Исходный текст:

Читаем Метамодерн в музыке и вокруг нее полностью

Многие композиторы именно в 1970-е переживают эстетический перелом, носящий не языковой/стилевой/ технический, а фундаментально-мировоззренческий характер; некоторыми он ощущается как эпифания[272]. Так, Владимир Мартынов сообщает[273], что увидел нечто невиданное – как монах, который добрался до края света:



Этот рубеж 1970-х заметен и в других видах искусства. Так, именно в 1970-х начинается эпоха «постдраматического» (а по сути – додраматического) театра по Ханс-Тису Леману, причем речь не идет о постмодернистском театре: он сам на это указывает. И все же если новые типы театра по Леману с определенными оговорками могут быть сведены к театру постмодернистскому, то новые типы музыки к постмодернистской музыке – нет. Более того: новые музыкальные стратегии от постмодернизма оказываются как раз особенно далеки.

Перечни элементов и областей:
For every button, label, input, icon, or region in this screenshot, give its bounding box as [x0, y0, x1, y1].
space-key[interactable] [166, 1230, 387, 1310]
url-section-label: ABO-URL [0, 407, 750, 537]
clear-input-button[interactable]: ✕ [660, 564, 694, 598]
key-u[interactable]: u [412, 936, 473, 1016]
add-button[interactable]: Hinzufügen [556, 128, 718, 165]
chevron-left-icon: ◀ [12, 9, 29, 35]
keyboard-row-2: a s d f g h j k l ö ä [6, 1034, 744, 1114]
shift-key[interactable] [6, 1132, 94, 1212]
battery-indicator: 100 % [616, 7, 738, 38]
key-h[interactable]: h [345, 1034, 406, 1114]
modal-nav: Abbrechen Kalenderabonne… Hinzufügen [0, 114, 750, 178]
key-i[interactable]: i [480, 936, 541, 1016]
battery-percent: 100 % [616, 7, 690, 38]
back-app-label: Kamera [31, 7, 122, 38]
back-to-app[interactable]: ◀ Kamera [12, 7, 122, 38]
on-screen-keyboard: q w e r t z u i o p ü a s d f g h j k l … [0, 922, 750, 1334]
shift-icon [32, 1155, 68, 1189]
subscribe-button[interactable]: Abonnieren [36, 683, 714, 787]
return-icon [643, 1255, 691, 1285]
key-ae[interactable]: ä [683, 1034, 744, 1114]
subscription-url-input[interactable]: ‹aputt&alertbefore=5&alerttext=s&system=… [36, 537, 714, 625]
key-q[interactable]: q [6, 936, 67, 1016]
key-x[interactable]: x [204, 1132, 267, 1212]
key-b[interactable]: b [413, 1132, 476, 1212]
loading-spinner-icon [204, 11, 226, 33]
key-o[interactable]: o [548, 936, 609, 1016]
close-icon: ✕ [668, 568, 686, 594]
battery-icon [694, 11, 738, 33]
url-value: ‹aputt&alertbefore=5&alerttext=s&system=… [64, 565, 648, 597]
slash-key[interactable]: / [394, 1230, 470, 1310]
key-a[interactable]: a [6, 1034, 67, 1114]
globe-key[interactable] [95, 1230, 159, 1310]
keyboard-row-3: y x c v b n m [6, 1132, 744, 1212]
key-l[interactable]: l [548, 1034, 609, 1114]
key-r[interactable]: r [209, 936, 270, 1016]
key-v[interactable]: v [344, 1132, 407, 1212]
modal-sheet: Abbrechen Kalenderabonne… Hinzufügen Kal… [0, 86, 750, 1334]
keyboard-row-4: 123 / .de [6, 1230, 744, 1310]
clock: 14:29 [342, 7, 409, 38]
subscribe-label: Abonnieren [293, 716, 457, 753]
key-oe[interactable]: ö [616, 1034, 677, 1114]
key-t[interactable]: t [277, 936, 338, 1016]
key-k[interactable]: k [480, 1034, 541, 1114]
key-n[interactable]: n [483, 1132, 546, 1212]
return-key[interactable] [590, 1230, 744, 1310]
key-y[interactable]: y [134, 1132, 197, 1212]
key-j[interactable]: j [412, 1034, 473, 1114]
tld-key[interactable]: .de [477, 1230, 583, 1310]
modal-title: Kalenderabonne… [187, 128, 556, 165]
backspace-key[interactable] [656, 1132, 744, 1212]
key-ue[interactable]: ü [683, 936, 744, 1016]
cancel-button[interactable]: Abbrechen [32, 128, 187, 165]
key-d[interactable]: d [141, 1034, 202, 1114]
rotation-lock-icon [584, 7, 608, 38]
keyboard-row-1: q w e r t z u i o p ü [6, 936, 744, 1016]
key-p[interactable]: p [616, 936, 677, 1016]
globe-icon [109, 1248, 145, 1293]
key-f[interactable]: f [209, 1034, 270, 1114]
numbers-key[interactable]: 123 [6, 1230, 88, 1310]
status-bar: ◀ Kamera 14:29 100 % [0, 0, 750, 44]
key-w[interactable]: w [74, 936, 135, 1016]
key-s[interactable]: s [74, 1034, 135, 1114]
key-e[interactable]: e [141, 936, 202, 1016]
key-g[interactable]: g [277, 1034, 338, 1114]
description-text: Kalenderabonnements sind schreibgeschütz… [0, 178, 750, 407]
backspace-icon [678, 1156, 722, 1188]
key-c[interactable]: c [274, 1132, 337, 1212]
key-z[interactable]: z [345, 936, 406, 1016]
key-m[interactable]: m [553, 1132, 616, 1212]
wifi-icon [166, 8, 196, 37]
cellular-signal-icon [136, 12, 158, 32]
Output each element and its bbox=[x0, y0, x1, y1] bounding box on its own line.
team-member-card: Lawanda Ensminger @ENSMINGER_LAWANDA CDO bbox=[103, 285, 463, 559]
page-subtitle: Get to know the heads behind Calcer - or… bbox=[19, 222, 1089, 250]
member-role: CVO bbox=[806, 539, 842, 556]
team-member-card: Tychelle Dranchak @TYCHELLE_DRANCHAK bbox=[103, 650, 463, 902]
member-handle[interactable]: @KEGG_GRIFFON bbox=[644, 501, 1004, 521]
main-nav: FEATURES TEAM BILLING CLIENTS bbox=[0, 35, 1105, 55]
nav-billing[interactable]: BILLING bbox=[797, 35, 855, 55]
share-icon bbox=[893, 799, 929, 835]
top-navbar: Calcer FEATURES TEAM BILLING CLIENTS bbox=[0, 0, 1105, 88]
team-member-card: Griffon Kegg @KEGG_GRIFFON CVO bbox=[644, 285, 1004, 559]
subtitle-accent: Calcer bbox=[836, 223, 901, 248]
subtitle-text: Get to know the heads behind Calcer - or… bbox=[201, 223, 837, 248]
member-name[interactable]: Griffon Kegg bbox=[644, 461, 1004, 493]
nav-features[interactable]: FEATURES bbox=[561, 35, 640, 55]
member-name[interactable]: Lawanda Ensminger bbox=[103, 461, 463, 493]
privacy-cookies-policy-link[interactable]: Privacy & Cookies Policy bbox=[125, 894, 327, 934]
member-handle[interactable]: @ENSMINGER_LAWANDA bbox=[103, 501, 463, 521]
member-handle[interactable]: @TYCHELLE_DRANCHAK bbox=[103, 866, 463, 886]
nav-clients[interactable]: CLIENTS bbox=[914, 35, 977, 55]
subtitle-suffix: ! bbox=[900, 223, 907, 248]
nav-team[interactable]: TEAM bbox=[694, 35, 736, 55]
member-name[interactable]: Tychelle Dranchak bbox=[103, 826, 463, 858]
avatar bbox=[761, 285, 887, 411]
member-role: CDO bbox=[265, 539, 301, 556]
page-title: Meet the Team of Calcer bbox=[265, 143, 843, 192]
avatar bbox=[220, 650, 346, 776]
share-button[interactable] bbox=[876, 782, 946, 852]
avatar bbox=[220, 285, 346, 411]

Задание: Перепечатайте без изменений часть текста о метамодерне в музыке начиная со слов "Читаем Метамодерн в" и заканчивая словами "раз особенно далеки." включительно.

Ответ к заданию:
Читаем Метамодерн в музыке и вокруг нее полностью

Многие композиторы именно в 1970-е переживают эстетический перелом, носящий не языковой/стилевой/ технический, а фундаментально-мировоззренческий характер; некоторыми он ощущается как эпифания[272]. Так, Владимир Мартынов сообщает[273], что увидел нечто невиданное – как монах, который добрался до края света:



Этот рубеж 1970-х заметен и в других видах искусства. Так, именно в 1970-х начинается эпоха «постдраматического» (а по сути – додраматического) театра по Ханс-Тису Леману, причем речь не идет о постмодернистском театре: он сам на это указывает. И все же если новые типы театра по Леману с определенными оговорками могут быть сведены к театру постмодернистскому, то новые типы музыки к постмодернистской музыке – нет. Более того: новые музыкальные стратегии от постмодернизма оказываются как раз особенно далеки.